-- What is being asked --
Leave out the images; return the rest of the data exactly.

+++ Source records

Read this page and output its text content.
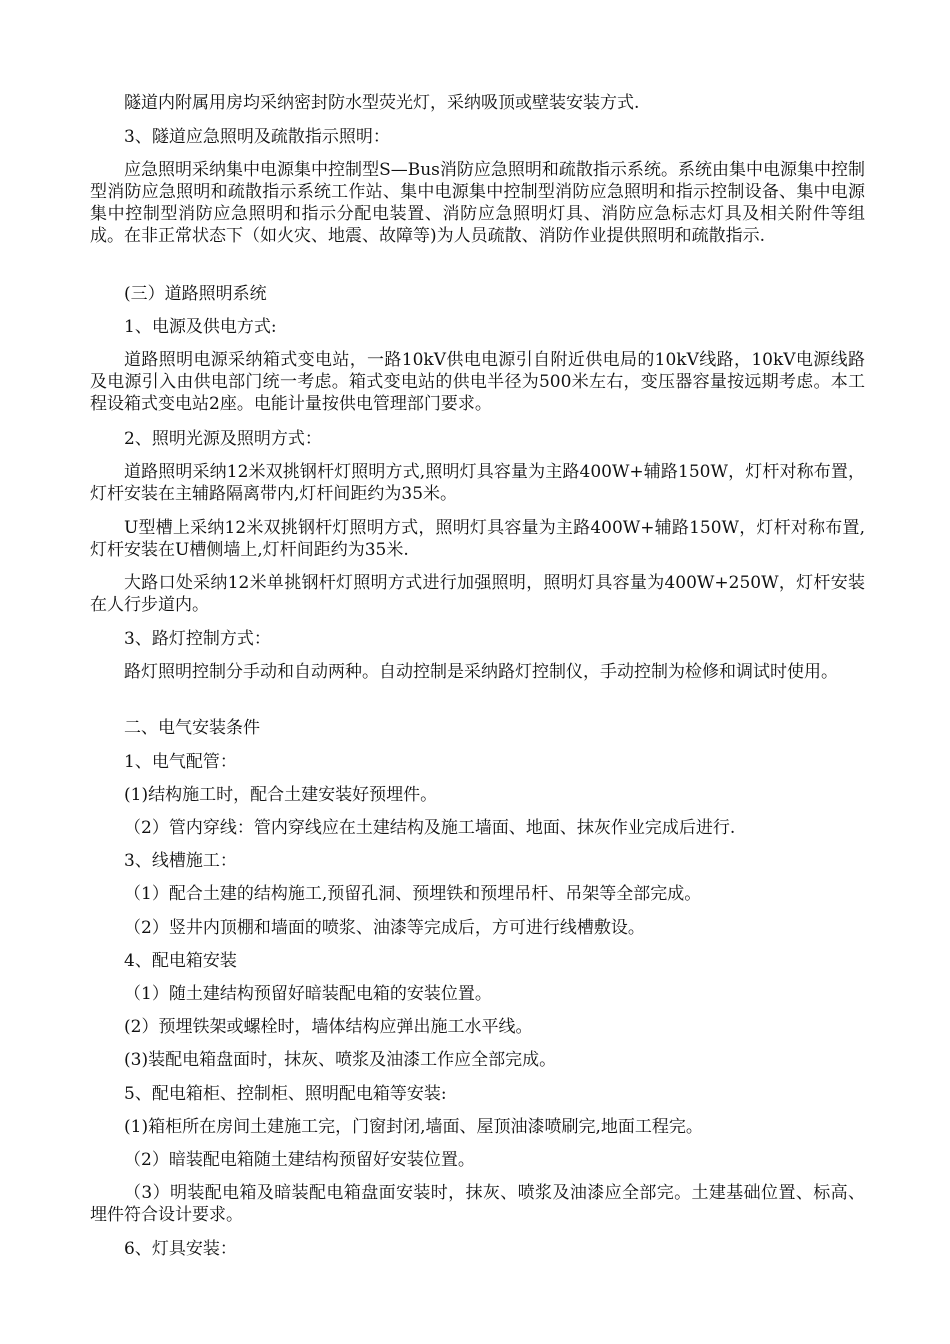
隧道内附属用房均采纳密封防水型荧光灯，采纳吸顶或壁装安装方式.

3、隧道应急照明及疏散指示照明：

应急照明采纳集中电源集中控制型S—Bus消防应急照明和疏散指示系统。系统由集中电源集中控制型消防应急照明和疏散指示系统工作站、集中电源集中控制型消防应急照明和指示控制设备、集中电源集中控制型消防应急照明和指示分配电装置、消防应急照明灯具、消防应急标志灯具及相关附件等组成。在非正常状态下（如火灾、地震、故障等)为人员疏散、消防作业提供照明和疏散指示.

(三）道路照明系统

1、电源及供电方式:

道路照明电源采纳箱式变电站，一路10kV供电电源引自附近供电局的10kV线路，10kV电源线路及电源引入由供电部门统一考虑。箱式变电站的供电半径为500米左右，变压器容量按远期考虑。本工程设箱式变电站2座。电能计量按供电管理部门要求。

2、照明光源及照明方式：

道路照明采纳12米双挑钢杆灯照明方式,照明灯具容量为主路400W+辅路150W，灯杆对称布置，灯杆安装在主辅路隔离带内,灯杆间距约为35米。

U型槽上采纳12米双挑钢杆灯照明方式，照明灯具容量为主路400W+辅路150W，灯杆对称布置,灯杆安装在U槽侧墙上,灯杆间距约为35米.

大路口处采纳12米单挑钢杆灯照明方式进行加强照明，照明灯具容量为400W+250W，灯杆安装在人行步道内。

3、路灯控制方式：

路灯照明控制分手动和自动两种。自动控制是采纳路灯控制仪，手动控制为检修和调试时使用。

二、电气安装条件

1、电气配管：

(1)结构施工时，配合土建安装好预埋件。

（2）管内穿线：管内穿线应在土建结构及施工墙面、地面、抹灰作业完成后进行.

3、线槽施工：

（1）配合土建的结构施工,预留孔洞、预埋铁和预埋吊杆、吊架等全部完成。

（2）竖井内顶棚和墙面的喷浆、油漆等完成后，方可进行线槽敷设。

4、配电箱安装

（1）随土建结构预留好暗装配电箱的安装位置。

(2）预埋铁架或螺栓时，墙体结构应弹出施工水平线。

(3)装配电箱盘面时，抹灰、喷浆及油漆工作应全部完成。

5、配电箱柜、控制柜、照明配电箱等安装:

(1)箱柜所在房间土建施工完，门窗封闭,墙面、屋顶油漆喷刷完,地面工程完。

（2）暗装配电箱随土建结构预留好安装位置。

（3）明装配电箱及暗装配电箱盘面安装时，抹灰、喷浆及油漆应全部完。土建基础位置、标高、埋件符合设计要求。

6、灯具安装：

++++++

-- Answer to the task --
Read this page and output its text content.
隧道内附属用房均采纳密封防水型荧光灯，采纳吸顶或壁装安装方式.

3、隧道应急照明及疏散指示照明：

应急照明采纳集中电源集中控制型S—Bus消防应急照明和疏散指示系统。系统由集中电源集中控制型消防应急照明和疏散指示系统工作站、集中电源集中控制型消防应急照明和指示控制设备、集中电源集中控制型消防应急照明和指示分配电装置、消防应急照明灯具、消防应急标志灯具及相关附件等组成。在非正常状态下（如火灾、地震、故障等)为人员疏散、消防作业提供照明和疏散指示.

(三）道路照明系统

1、电源及供电方式:

道路照明电源采纳箱式变电站，一路10kV供电电源引自附近供电局的10kV线路，10kV电源线路及电源引入由供电部门统一考虑。箱式变电站的供电半径为500米左右，变压器容量按远期考虑。本工程设箱式变电站2座。电能计量按供电管理部门要求。

2、照明光源及照明方式：

道路照明采纳12米双挑钢杆灯照明方式,照明灯具容量为主路400W+辅路150W，灯杆对称布置，灯杆安装在主辅路隔离带内,灯杆间距约为35米。

U型槽上采纳12米双挑钢杆灯照明方式，照明灯具容量为主路400W+辅路150W，灯杆对称布置,灯杆安装在U槽侧墙上,灯杆间距约为35米.

大路口处采纳12米单挑钢杆灯照明方式进行加强照明，照明灯具容量为400W+250W，灯杆安装在人行步道内。

3、路灯控制方式：

路灯照明控制分手动和自动两种。自动控制是采纳路灯控制仪，手动控制为检修和调试时使用。

二、电气安装条件

1、电气配管：

(1)结构施工时，配合土建安装好预埋件。

（2）管内穿线：管内穿线应在土建结构及施工墙面、地面、抹灰作业完成后进行.

3、线槽施工：

（1）配合土建的结构施工,预留孔洞、预埋铁和预埋吊杆、吊架等全部完成。

（2）竖井内顶棚和墙面的喷浆、油漆等完成后，方可进行线槽敷设。

4、配电箱安装

（1）随土建结构预留好暗装配电箱的安装位置。

(2）预埋铁架或螺栓时，墙体结构应弹出施工水平线。

(3)装配电箱盘面时，抹灰、喷浆及油漆工作应全部完成。

5、配电箱柜、控制柜、照明配电箱等安装:

(1)箱柜所在房间土建施工完，门窗封闭,墙面、屋顶油漆喷刷完,地面工程完。

（2）暗装配电箱随土建结构预留好安装位置。

（3）明装配电箱及暗装配电箱盘面安装时，抹灰、喷浆及油漆应全部完。土建基础位置、标高、埋件符合设计要求。

6、灯具安装：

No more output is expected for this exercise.